## Instruction
Quote the forum post below about solving methods in full, word for word.

I didn't say they were unfeasible, just that they 'give a steep learning curve and difficult implementation'. 

It's true that no one has yet shown proficiency with large alg sets that *require* an algorithmic approach, but that doesn't mean it's unfeasible.



mark49152 said:


> The idea of a multi-system that forks at certain points is one I like. It doesn't really make sense that the same sequence of steps is always going to be the most efficient way to complete a solve.



I think it's not likely to produce good results. Maximising efficiency can lead to a decrease in overall speed.



mark49152 said:


> In that sense, the comment you made about algorithms versus intuitive also applies to methods; a method is also an "algorithm" and although learning rigid method(s) is a good place to start, the more you learn the more it converges on the intuitive and you can become more flexible, mixing and matching steps according to how the solve is going.

## Raw records

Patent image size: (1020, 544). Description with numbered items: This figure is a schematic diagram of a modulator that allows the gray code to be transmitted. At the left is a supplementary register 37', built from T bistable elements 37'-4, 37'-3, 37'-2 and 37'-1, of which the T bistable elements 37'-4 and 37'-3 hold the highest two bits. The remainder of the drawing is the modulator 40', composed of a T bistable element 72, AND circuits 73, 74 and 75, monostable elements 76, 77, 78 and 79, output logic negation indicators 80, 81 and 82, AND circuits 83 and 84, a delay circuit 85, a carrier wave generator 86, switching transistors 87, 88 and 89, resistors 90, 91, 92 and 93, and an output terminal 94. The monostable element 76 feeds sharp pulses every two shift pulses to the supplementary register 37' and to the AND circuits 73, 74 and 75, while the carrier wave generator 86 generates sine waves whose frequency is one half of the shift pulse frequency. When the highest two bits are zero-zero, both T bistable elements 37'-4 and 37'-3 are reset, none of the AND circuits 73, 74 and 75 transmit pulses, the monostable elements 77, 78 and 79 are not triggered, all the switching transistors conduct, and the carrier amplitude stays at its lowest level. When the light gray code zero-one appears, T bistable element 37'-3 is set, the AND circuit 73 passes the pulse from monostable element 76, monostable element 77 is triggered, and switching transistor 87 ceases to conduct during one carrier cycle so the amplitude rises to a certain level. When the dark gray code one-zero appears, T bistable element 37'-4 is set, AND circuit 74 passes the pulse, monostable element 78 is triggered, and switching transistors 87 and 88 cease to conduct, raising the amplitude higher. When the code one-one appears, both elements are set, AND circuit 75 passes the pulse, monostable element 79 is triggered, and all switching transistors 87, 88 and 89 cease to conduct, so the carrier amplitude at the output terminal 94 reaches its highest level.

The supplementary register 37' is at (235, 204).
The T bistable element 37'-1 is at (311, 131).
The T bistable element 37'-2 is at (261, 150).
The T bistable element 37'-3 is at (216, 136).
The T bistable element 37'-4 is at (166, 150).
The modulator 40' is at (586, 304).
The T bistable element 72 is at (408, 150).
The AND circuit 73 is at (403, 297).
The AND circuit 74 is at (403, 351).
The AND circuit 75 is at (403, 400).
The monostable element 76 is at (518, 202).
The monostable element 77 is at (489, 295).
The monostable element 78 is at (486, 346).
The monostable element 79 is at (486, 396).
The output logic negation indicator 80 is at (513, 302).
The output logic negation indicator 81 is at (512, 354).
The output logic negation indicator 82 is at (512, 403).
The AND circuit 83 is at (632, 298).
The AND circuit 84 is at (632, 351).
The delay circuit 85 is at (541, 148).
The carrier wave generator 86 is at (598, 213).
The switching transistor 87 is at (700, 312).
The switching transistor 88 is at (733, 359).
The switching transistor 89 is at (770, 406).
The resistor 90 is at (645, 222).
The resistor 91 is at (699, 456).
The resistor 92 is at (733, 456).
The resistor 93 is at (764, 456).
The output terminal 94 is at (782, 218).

## Final answer
I didn't say they were unfeasible, just that they 'give a steep learning curve and difficult implementation'. 

It's true that no one has yet shown proficiency with large alg sets that *require* an algorithmic approach, but that doesn't mean it's unfeasible.



mark49152 said:


> The idea of a multi-system that forks at certain points is one I like. It doesn't really make sense that the same sequence of steps is always going to be the most efficient way to complete a solve.



I think it's not likely to produce good results. Maximising efficiency can lead to a decrease in overall speed.



mark49152 said:


> In that sense, the comment you made about algorithms versus intuitive also applies to methods; a method is also an "algorithm" and although learning rigid method(s) is a good place to start, the more you learn the more it converges on the intuitive and you can become more flexible, mixing and matching steps according to how the solve is going.